## START Material supplied
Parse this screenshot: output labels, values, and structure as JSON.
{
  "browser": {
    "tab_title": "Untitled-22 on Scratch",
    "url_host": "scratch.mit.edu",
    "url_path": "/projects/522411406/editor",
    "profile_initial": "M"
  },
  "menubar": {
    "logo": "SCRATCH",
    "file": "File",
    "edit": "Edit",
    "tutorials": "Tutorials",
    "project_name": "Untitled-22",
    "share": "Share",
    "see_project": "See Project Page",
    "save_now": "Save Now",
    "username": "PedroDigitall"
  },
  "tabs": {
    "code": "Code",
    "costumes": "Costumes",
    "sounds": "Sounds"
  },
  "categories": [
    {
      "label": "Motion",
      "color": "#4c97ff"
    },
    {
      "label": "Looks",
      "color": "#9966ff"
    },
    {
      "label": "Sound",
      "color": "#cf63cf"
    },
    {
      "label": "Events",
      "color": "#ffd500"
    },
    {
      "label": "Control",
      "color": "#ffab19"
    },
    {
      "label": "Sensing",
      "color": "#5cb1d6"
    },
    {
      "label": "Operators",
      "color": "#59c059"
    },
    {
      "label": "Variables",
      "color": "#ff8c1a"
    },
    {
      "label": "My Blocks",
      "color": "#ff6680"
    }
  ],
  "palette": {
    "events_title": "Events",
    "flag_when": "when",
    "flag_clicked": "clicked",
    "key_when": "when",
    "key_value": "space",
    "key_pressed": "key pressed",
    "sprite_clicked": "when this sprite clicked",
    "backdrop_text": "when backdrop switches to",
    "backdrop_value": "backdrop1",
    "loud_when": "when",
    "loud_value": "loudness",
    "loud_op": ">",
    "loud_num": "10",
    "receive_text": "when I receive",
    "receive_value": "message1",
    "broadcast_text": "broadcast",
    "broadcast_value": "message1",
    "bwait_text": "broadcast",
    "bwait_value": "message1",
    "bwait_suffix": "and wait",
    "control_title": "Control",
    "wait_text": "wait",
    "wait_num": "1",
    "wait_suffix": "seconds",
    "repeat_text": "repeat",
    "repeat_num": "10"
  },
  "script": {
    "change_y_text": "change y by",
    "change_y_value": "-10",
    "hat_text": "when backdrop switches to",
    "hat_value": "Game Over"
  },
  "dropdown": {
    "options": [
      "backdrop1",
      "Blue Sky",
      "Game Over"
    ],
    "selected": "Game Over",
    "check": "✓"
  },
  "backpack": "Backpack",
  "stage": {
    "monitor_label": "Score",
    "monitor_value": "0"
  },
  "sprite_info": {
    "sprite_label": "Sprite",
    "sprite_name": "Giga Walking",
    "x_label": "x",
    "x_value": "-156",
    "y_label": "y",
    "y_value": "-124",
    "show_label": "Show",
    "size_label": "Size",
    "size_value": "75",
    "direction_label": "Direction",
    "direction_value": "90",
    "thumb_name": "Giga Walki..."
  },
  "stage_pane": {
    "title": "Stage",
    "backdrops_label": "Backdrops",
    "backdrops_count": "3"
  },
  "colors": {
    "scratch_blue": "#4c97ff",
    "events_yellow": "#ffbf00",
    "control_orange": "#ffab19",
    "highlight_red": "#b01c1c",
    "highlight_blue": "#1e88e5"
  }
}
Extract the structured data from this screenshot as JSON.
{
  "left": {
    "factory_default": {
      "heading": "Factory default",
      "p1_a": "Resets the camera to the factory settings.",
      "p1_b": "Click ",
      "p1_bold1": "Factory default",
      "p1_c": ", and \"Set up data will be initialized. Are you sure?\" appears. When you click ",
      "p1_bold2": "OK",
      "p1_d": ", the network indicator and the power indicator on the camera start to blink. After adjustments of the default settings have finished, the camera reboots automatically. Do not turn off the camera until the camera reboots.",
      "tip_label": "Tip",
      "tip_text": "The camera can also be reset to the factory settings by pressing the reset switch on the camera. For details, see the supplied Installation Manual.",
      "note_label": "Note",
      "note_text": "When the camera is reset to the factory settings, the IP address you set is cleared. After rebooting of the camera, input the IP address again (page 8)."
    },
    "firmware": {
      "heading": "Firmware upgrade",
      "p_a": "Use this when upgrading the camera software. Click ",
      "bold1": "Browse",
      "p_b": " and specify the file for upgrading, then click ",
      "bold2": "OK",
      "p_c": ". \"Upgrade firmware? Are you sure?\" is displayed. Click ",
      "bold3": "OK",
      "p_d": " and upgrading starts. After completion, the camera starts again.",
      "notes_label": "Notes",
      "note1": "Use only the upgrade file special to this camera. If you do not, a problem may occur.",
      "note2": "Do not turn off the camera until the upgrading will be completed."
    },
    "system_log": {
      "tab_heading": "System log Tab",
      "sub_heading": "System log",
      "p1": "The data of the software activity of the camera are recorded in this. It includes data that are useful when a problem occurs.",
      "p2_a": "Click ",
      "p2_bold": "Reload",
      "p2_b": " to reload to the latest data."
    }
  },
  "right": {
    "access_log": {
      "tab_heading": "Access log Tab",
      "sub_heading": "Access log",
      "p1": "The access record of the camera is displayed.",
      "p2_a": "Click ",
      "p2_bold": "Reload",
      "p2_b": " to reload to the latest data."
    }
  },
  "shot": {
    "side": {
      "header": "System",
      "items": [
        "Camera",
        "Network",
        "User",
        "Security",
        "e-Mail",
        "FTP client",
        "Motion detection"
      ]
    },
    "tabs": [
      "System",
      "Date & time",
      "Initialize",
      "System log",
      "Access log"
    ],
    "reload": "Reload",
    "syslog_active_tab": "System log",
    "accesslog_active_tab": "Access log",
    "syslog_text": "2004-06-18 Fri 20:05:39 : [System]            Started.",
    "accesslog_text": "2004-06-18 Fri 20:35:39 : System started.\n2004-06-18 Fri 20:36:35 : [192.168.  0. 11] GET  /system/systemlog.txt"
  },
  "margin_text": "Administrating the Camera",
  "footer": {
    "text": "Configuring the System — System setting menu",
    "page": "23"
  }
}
## END Material supplied
== Exercise requirements ==
Reproduce the entries above in full, verbatim.

== Output for this exercise ==
Parse this screenshot: output labels, values, and structure as JSON.
{
  "browser": {
    "tab_title": "Untitled-22 on Scratch",
    "url_host": "scratch.mit.edu",
    "url_path": "/projects/522411406/editor",
    "profile_initial": "M"
  },
  "menubar": {
    "logo": "SCRATCH",
    "file": "File",
    "edit": "Edit",
    "tutorials": "Tutorials",
    "project_name": "Untitled-22",
    "share": "Share",
    "see_project": "See Project Page",
    "save_now": "Save Now",
    "username": "PedroDigitall"
  },
  "tabs": {
    "code": "Code",
    "costumes": "Costumes",
    "sounds": "Sounds"
  },
  "categories": [
    {
      "label": "Motion",
      "color": "#4c97ff"
    },
    {
      "label": "Looks",
      "color": "#9966ff"
    },
    {
      "label": "Sound",
      "color": "#cf63cf"
    },
    {
      "label": "Events",
      "color": "#ffd500"
    },
    {
      "label": "Control",
      "color": "#ffab19"
    },
    {
      "label": "Sensing",
      "color": "#5cb1d6"
    },
    {
      "label": "Operators",
      "color": "#59c059"
    },
    {
      "label": "Variables",
      "color": "#ff8c1a"
    },
    {
      "label": "My Blocks",
      "color": "#ff6680"
    }
  ],
  "palette": {
    "events_title": "Events",
    "flag_when": "when",
    "flag_clicked": "clicked",
    "key_when": "when",
    "key_value": "space",
    "key_pressed": "key pressed",
    "sprite_clicked": "when this sprite clicked",
    "backdrop_text": "when backdrop switches to",
    "backdrop_value": "backdrop1",
    "loud_when": "when",
    "loud_value": "loudness",
    "loud_op": ">",
    "loud_num": "10",
    "receive_text": "when I receive",
    "receive_value": "message1",
    "broadcast_text": "broadcast",
    "broadcast_value": "message1",
    "bwait_text": "broadcast",
    "bwait_value": "message1",
    "bwait_suffix": "and wait",
    "control_title": "Control",
    "wait_text": "wait",
    "wait_num": "1",
    "wait_suffix": "seconds",
    "repeat_text": "repeat",
    "repeat_num": "10"
  },
  "script": {
    "change_y_text": "change y by",
    "change_y_value": "-10",
    "hat_text": "when backdrop switches to",
    "hat_value": "Game Over"
  },
  "dropdown": {
    "options": [
      "backdrop1",
      "Blue Sky",
      "Game Over"
    ],
    "selected": "Game Over",
    "check": "✓"
  },
  "backpack": "Backpack",
  "stage": {
    "monitor_label": "Score",
    "monitor_value": "0"
  },
  "sprite_info": {
    "sprite_label": "Sprite",
    "sprite_name": "Giga Walking",
    "x_label": "x",
    "x_value": "-156",
    "y_label": "y",
    "y_value": "-124",
    "show_label": "Show",
    "size_label": "Size",
    "size_value": "75",
    "direction_label": "Direction",
    "direction_value": "90",
    "thumb_name": "Giga Walki..."
  },
  "stage_pane": {
    "title": "Stage",
    "backdrops_label": "Backdrops",
    "backdrops_count": "3"
  },
  "colors": {
    "scratch_blue": "#4c97ff",
    "events_yellow": "#ffbf00",
    "control_orange": "#ffab19",
    "highlight_red": "#b01c1c",
    "highlight_blue": "#1e88e5"
  }
}
Extract the structured data from this screenshot as JSON.
{
  "left": {
    "factory_default": {
      "heading": "Factory default",
      "p1_a": "Resets the camera to the factory settings.",
      "p1_b": "Click ",
      "p1_bold1": "Factory default",
      "p1_c": ", and \"Set up data will be initialized. Are you sure?\" appears. When you click ",
      "p1_bold2": "OK",
      "p1_d": ", the network indicator and the power indicator on the camera start to blink. After adjustments of the default settings have finished, the camera reboots automatically. Do not turn off the camera until the camera reboots.",
      "tip_label": "Tip",
      "tip_text": "The camera can also be reset to the factory settings by pressing the reset switch on the camera. For details, see the supplied Installation Manual.",
      "note_label": "Note",
      "note_text": "When the camera is reset to the factory settings, the IP address you set is cleared. After rebooting of the camera, input the IP address again (page 8)."
    },
    "firmware": {
      "heading": "Firmware upgrade",
      "p_a": "Use this when upgrading the camera software. Click ",
      "bold1": "Browse",
      "p_b": " and specify the file for upgrading, then click ",
      "bold2": "OK",
      "p_c": ". \"Upgrade firmware? Are you sure?\" is displayed. Click ",
      "bold3": "OK",
      "p_d": " and upgrading starts. After completion, the camera starts again.",
      "notes_label": "Notes",
      "note1": "Use only the upgrade file special to this camera. If you do not, a problem may occur.",
      "note2": "Do not turn off the camera until the upgrading will be completed."
    },
    "system_log": {
      "tab_heading": "System log Tab",
      "sub_heading": "System log",
      "p1": "The data of the software activity of the camera are recorded in this. It includes data that are useful when a problem occurs.",
      "p2_a": "Click ",
      "p2_bold": "Reload",
      "p2_b": " to reload to the latest data."
    }
  },
  "right": {
    "access_log": {
      "tab_heading": "Access log Tab",
      "sub_heading": "Access log",
      "p1": "The access record of the camera is displayed.",
      "p2_a": "Click ",
      "p2_bold": "Reload",
      "p2_b": " to reload to the latest data."
    }
  },
  "shot": {
    "side": {
      "header": "System",
      "items": [
        "Camera",
        "Network",
        "User",
        "Security",
        "e-Mail",
        "FTP client",
        "Motion detection"
      ]
    },
    "tabs": [
      "System",
      "Date & time",
      "Initialize",
      "System log",
      "Access log"
    ],
    "reload": "Reload",
    "syslog_active_tab": "System log",
    "accesslog_active_tab": "Access log",
    "syslog_text": "2004-06-18 Fri 20:05:39 : [System]            Started.",
    "accesslog_text": "2004-06-18 Fri 20:35:39 : System started.\n2004-06-18 Fri 20:36:35 : [192.168.  0. 11] GET  /system/systemlog.txt"
  },
  "margin_text": "Administrating the Camera",
  "footer": {
    "text": "Configuring the System — System setting menu",
    "page": "23"
  }
}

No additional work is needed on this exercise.